--- Exercise task ---
Lines containing the word "changes" are to be located and copied.

— Start of Given records —

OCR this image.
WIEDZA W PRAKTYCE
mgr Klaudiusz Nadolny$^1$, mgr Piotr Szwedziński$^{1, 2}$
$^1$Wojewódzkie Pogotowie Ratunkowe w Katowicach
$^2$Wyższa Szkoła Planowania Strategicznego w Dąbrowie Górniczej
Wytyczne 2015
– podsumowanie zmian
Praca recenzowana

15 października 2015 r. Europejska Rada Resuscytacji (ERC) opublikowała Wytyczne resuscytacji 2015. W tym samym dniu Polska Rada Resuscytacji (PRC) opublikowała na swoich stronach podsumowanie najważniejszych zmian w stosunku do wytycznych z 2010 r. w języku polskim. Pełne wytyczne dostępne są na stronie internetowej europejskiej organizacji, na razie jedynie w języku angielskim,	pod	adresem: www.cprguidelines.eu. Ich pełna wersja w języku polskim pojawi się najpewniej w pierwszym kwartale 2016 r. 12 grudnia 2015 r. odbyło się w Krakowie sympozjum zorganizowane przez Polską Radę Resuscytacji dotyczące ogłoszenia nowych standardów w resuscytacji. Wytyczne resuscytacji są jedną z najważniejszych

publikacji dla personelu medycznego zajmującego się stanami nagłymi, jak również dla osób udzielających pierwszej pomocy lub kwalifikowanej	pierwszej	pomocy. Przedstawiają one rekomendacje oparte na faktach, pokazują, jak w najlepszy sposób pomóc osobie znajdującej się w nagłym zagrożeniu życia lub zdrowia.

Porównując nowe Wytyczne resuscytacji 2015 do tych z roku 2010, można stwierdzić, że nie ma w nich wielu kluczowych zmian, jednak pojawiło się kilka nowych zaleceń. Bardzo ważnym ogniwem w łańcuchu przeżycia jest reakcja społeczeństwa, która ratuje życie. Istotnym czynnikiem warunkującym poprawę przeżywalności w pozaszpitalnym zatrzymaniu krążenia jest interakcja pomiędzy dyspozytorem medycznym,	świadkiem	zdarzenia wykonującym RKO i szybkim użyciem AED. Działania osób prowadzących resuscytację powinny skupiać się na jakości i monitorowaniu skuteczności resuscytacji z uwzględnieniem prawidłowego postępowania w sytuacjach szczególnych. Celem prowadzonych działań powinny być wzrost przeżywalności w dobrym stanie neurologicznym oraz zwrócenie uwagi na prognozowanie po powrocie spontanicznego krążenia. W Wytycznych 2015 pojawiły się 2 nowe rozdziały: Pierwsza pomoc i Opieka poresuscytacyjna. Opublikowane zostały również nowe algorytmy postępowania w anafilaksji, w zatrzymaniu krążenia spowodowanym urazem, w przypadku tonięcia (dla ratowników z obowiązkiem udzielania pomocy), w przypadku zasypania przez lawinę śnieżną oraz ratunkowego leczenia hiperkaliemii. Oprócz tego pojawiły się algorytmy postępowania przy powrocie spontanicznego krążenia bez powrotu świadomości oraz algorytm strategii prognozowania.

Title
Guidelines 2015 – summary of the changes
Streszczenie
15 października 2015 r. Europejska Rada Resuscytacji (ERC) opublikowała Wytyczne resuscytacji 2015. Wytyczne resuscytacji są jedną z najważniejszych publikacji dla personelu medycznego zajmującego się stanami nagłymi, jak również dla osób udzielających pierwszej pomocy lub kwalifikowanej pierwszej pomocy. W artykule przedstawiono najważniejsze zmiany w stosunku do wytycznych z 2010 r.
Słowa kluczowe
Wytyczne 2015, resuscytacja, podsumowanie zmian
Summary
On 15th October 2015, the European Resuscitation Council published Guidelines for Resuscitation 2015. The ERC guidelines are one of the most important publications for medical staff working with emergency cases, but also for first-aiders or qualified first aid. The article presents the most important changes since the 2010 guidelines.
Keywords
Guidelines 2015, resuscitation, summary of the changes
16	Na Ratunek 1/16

— End of Given records —

--- Response ---
Guidelines 2015 – summary of the changes
On 15th October 2015, the European Resuscitation Council published Guidelines for Resuscitation 2015. The ERC guidelines are one of the most important publications for medical staff working with emergency cases, but also for first-aiders or qualified first aid. The article presents the most important changes since the 2010 guidelines.
Guidelines 2015, resuscitation, summary of the changes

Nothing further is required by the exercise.